Instructions for the task: Transcribe every line of the entries below without changing a character, and leave out the pictures.

=-=-=

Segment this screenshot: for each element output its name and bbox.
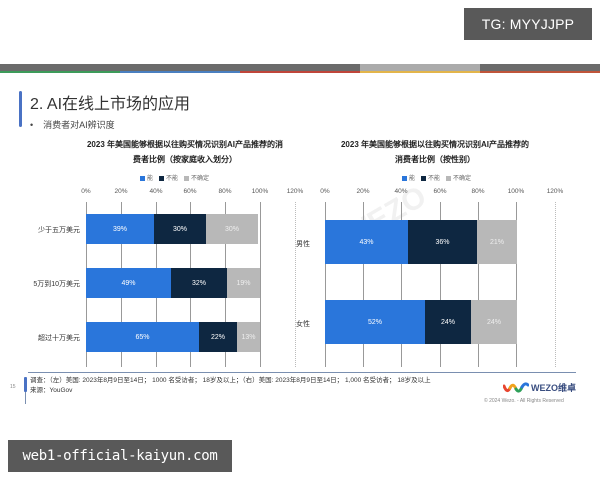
chart-title: 2023 年美国能够根据以往购买情况识别AI产品推荐的 消费者比例（按性别） bbox=[310, 137, 560, 167]
chart-title-line2: 费者比例（按家庭收入划分） bbox=[133, 155, 237, 164]
legend-swatch-icon bbox=[184, 175, 190, 181]
bar-segment-yes: 52% bbox=[325, 300, 425, 344]
grid-line bbox=[440, 202, 441, 367]
footer-accent-bar bbox=[24, 377, 27, 392]
category-label: 女性 bbox=[296, 321, 310, 328]
bar-row: 65% 22% 13% bbox=[86, 322, 260, 352]
x-tick: 120% bbox=[286, 188, 304, 195]
legend-swatch-icon bbox=[446, 175, 452, 181]
wezo-logo-icon bbox=[503, 381, 529, 393]
grid-line bbox=[401, 202, 402, 367]
x-tick: 60% bbox=[183, 188, 197, 195]
bar-segment-yes: 43% bbox=[325, 220, 408, 264]
stripe-segment-blue bbox=[120, 64, 240, 73]
bar-row: 49% 32% 19% bbox=[86, 268, 260, 298]
legend-swatch-icon bbox=[159, 175, 165, 181]
legend-item-yes: 能 bbox=[140, 173, 153, 182]
bar-segment-no: 32% bbox=[171, 268, 227, 298]
bar-segment-unsure: 19% bbox=[227, 268, 260, 298]
bar-segment-no: 24% bbox=[425, 300, 471, 344]
chart-legend: 能 不能 不确定 bbox=[140, 173, 209, 182]
x-tick: 0% bbox=[320, 188, 330, 195]
bar-row: 39% 30% 30% bbox=[86, 214, 258, 244]
wezo-logo: WEZO维卓 bbox=[503, 381, 576, 394]
survey-note: 调查：（左）美国: 2023年8月9日至14日； 1000 名受访者； 18岁及… bbox=[30, 377, 431, 384]
logo-text: WEZO维卓 bbox=[531, 383, 576, 393]
page-title: 2. AI在线上市场的应用 bbox=[30, 96, 191, 113]
x-tick: 60% bbox=[433, 188, 447, 195]
footer-notes: 调查：（左）美国: 2023年8月9日至14日； 1000 名受访者； 18岁及… bbox=[30, 376, 431, 396]
bullet-text: 消费者对AI辨识度 bbox=[43, 120, 115, 130]
x-tick: 20% bbox=[114, 188, 128, 195]
bar-row: 43% 36% 21% bbox=[325, 220, 517, 264]
grid-line bbox=[516, 202, 517, 367]
legend-swatch-icon bbox=[402, 175, 407, 181]
x-tick: 120% bbox=[546, 188, 564, 195]
bar-segment-no: 36% bbox=[408, 220, 477, 264]
grid-line bbox=[295, 202, 296, 367]
grid-line bbox=[363, 202, 364, 367]
category-label: 少于五万美元 bbox=[38, 227, 80, 234]
chart-title: 2023 年美国能够根据以往购买情况识别AI产品推荐的消 费者比例（按家庭收入划… bbox=[60, 137, 310, 167]
grid-line bbox=[325, 202, 326, 367]
bullet-dot-icon: • bbox=[30, 120, 34, 130]
chart-title-line1: 2023 年美国能够根据以往购买情况识别AI产品推荐的 bbox=[340, 140, 530, 149]
chart-legend: 能 不能 不确定 bbox=[402, 173, 471, 182]
category-label: 超过十万美元 bbox=[38, 335, 80, 342]
bar-segment-yes: 65% bbox=[86, 322, 199, 352]
bar-segment-yes: 49% bbox=[86, 268, 171, 298]
x-tick: 40% bbox=[394, 188, 408, 195]
bar-segment-yes: 39% bbox=[86, 214, 154, 244]
bar-segment-no: 22% bbox=[199, 322, 237, 352]
bar-segment-unsure: 21% bbox=[477, 220, 517, 264]
x-tick: 100% bbox=[507, 188, 525, 195]
legend-item-unsure: 不确定 bbox=[446, 173, 471, 182]
bar-segment-unsure: 24% bbox=[471, 300, 517, 344]
title-accent-bar bbox=[19, 91, 22, 127]
url-badge: web1-official-kaiyun.com bbox=[8, 440, 232, 472]
stripe-segment-yellow bbox=[360, 64, 480, 73]
bar-segment-no: 30% bbox=[154, 214, 206, 244]
grid-line bbox=[555, 202, 556, 367]
legend-item-no: 不能 bbox=[421, 173, 440, 182]
x-tick: 80% bbox=[471, 188, 485, 195]
x-tick: 20% bbox=[356, 188, 370, 195]
legend-item-no: 不能 bbox=[159, 173, 178, 182]
tg-badge: TG: MYYJJPP bbox=[464, 8, 592, 40]
legend-swatch-icon bbox=[140, 175, 145, 181]
stripe-segment-orange bbox=[480, 64, 600, 73]
grid-line bbox=[478, 202, 479, 367]
legend-swatch-icon bbox=[421, 175, 427, 181]
bar-segment-unsure: 30% bbox=[206, 214, 258, 244]
footer-divider bbox=[28, 372, 576, 373]
bar-segment-unsure: 13% bbox=[237, 322, 260, 352]
footer-accent-line bbox=[25, 392, 26, 404]
chart-title-line2: 消费者比例（按性别） bbox=[395, 155, 475, 164]
bar-row: 52% 24% 24% bbox=[325, 300, 517, 344]
copyright: © 2024 Wezo. - All Rights Reserved bbox=[484, 398, 564, 404]
legend-item-yes: 能 bbox=[402, 173, 415, 182]
page-number: 15 bbox=[10, 384, 16, 390]
legend-item-unsure: 不确定 bbox=[184, 173, 209, 182]
x-tick: 40% bbox=[149, 188, 163, 195]
source-note: 来源：YouGov bbox=[30, 387, 73, 394]
x-tick: 0% bbox=[81, 188, 91, 195]
chart-title-line1: 2023 年美国能够根据以往购买情况识别AI产品推荐的消 bbox=[86, 140, 284, 149]
grid-line bbox=[260, 202, 261, 367]
header-color-stripe bbox=[0, 64, 600, 73]
x-tick: 100% bbox=[251, 188, 269, 195]
x-tick: 80% bbox=[218, 188, 232, 195]
stripe-segment-green bbox=[0, 64, 120, 73]
bullet-item: • 消费者对AI辨识度 bbox=[30, 118, 115, 131]
category-label: 男性 bbox=[296, 241, 310, 248]
category-label: 5万到10万美元 bbox=[33, 281, 80, 288]
stripe-segment-red bbox=[240, 64, 360, 73]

=-=-=

Solution:
Segment this screenshot: for each element output its name and bbox.
chart-title: 2023 年美国能够根据以往购买情况识别AI产品推荐的 消费者比例（按性别） bbox=[310, 137, 560, 167]
chart-title-line2: 费者比例（按家庭收入划分） bbox=[133, 155, 237, 164]
legend-swatch-icon bbox=[184, 175, 190, 181]
bar-segment-yes: 52% bbox=[325, 300, 425, 344]
grid-line bbox=[440, 202, 441, 367]
footer-accent-bar bbox=[24, 377, 27, 392]
category-label: 女性 bbox=[296, 321, 310, 328]
bar-row: 65% 22% 13% bbox=[86, 322, 260, 352]
x-tick: 120% bbox=[286, 188, 304, 195]
legend-swatch-icon bbox=[446, 175, 452, 181]
wezo-logo-icon bbox=[503, 381, 529, 393]
grid-line bbox=[401, 202, 402, 367]
x-tick: 60% bbox=[183, 188, 197, 195]
bar-segment-yes: 43% bbox=[325, 220, 408, 264]
stripe-segment-blue bbox=[120, 64, 240, 73]
bar-row: 49% 32% 19% bbox=[86, 268, 260, 298]
legend-swatch-icon bbox=[159, 175, 165, 181]
legend-item-yes: 能 bbox=[140, 173, 153, 182]
bar-segment-no: 32% bbox=[171, 268, 227, 298]
bar-segment-unsure: 19% bbox=[227, 268, 260, 298]
bar-segment-no: 24% bbox=[425, 300, 471, 344]
chart-legend: 能 不能 不确定 bbox=[140, 173, 209, 182]
x-tick: 0% bbox=[320, 188, 330, 195]
bar-row: 39% 30% 30% bbox=[86, 214, 258, 244]
wezo-logo: WEZO维卓 bbox=[503, 381, 576, 394]
survey-note: 调查：（左）美国: 2023年8月9日至14日； 1000 名受访者； 18岁及… bbox=[30, 377, 431, 384]
logo-text: WEZO维卓 bbox=[531, 383, 576, 393]
page-title: 2. AI在线上市场的应用 bbox=[30, 96, 191, 113]
x-tick: 60% bbox=[433, 188, 447, 195]
footer-notes: 调查：（左）美国: 2023年8月9日至14日； 1000 名受访者； 18岁及… bbox=[30, 376, 431, 396]
bullet-text: 消费者对AI辨识度 bbox=[43, 120, 115, 130]
x-tick: 20% bbox=[114, 188, 128, 195]
bar-row: 43% 36% 21% bbox=[325, 220, 517, 264]
grid-line bbox=[516, 202, 517, 367]
legend-swatch-icon bbox=[402, 175, 407, 181]
x-tick: 120% bbox=[546, 188, 564, 195]
bar-segment-no: 36% bbox=[408, 220, 477, 264]
grid-line bbox=[295, 202, 296, 367]
grid-line bbox=[363, 202, 364, 367]
category-label: 少于五万美元 bbox=[38, 227, 80, 234]
chart-title: 2023 年美国能够根据以往购买情况识别AI产品推荐的消 费者比例（按家庭收入划… bbox=[60, 137, 310, 167]
grid-line bbox=[325, 202, 326, 367]
bullet-dot-icon: • bbox=[30, 120, 34, 130]
chart-title-line1: 2023 年美国能够根据以往购买情况识别AI产品推荐的 bbox=[340, 140, 530, 149]
chart-legend: 能 不能 不确定 bbox=[402, 173, 471, 182]
category-label: 超过十万美元 bbox=[38, 335, 80, 342]
bar-segment-yes: 65% bbox=[86, 322, 199, 352]
bar-segment-yes: 49% bbox=[86, 268, 171, 298]
x-tick: 40% bbox=[394, 188, 408, 195]
bar-segment-yes: 39% bbox=[86, 214, 154, 244]
bar-segment-no: 22% bbox=[199, 322, 237, 352]
bar-segment-unsure: 21% bbox=[477, 220, 517, 264]
x-tick: 100% bbox=[507, 188, 525, 195]
legend-item-unsure: 不确定 bbox=[446, 173, 471, 182]
bar-segment-unsure: 24% bbox=[471, 300, 517, 344]
title-accent-bar bbox=[19, 91, 22, 127]
url-badge: web1-official-kaiyun.com bbox=[8, 440, 232, 472]
stripe-segment-yellow bbox=[360, 64, 480, 73]
bar-segment-no: 30% bbox=[154, 214, 206, 244]
grid-line bbox=[555, 202, 556, 367]
legend-item-no: 不能 bbox=[421, 173, 440, 182]
x-tick: 80% bbox=[471, 188, 485, 195]
x-tick: 20% bbox=[356, 188, 370, 195]
legend-item-no: 不能 bbox=[159, 173, 178, 182]
tg-badge: TG: MYYJJPP bbox=[464, 8, 592, 40]
legend-swatch-icon bbox=[140, 175, 145, 181]
stripe-segment-orange bbox=[480, 64, 600, 73]
grid-line bbox=[478, 202, 479, 367]
legend-swatch-icon bbox=[421, 175, 427, 181]
bar-segment-unsure: 30% bbox=[206, 214, 258, 244]
footer-divider bbox=[28, 372, 576, 373]
bar-segment-unsure: 13% bbox=[237, 322, 260, 352]
footer-accent-line bbox=[25, 392, 26, 404]
chart-title-line2: 消费者比例（按性别） bbox=[395, 155, 475, 164]
bar-row: 52% 24% 24% bbox=[325, 300, 517, 344]
copyright: © 2024 Wezo. - All Rights Reserved bbox=[484, 398, 564, 404]
legend-item-yes: 能 bbox=[402, 173, 415, 182]
page-number: 15 bbox=[10, 384, 16, 390]
legend-item-unsure: 不确定 bbox=[184, 173, 209, 182]
x-tick: 40% bbox=[149, 188, 163, 195]
source-note: 来源：YouGov bbox=[30, 387, 73, 394]
x-tick: 0% bbox=[81, 188, 91, 195]
chart-title-line1: 2023 年美国能够根据以往购买情况识别AI产品推荐的消 bbox=[86, 140, 284, 149]
grid-line bbox=[260, 202, 261, 367]
header-color-stripe bbox=[0, 64, 600, 73]
x-tick: 100% bbox=[251, 188, 269, 195]
x-tick: 80% bbox=[218, 188, 232, 195]
stripe-segment-green bbox=[0, 64, 120, 73]
bullet-item: • 消费者对AI辨识度 bbox=[30, 118, 115, 131]
category-label: 男性 bbox=[296, 241, 310, 248]
category-label: 5万到10万美元 bbox=[33, 281, 80, 288]
stripe-segment-red bbox=[240, 64, 360, 73]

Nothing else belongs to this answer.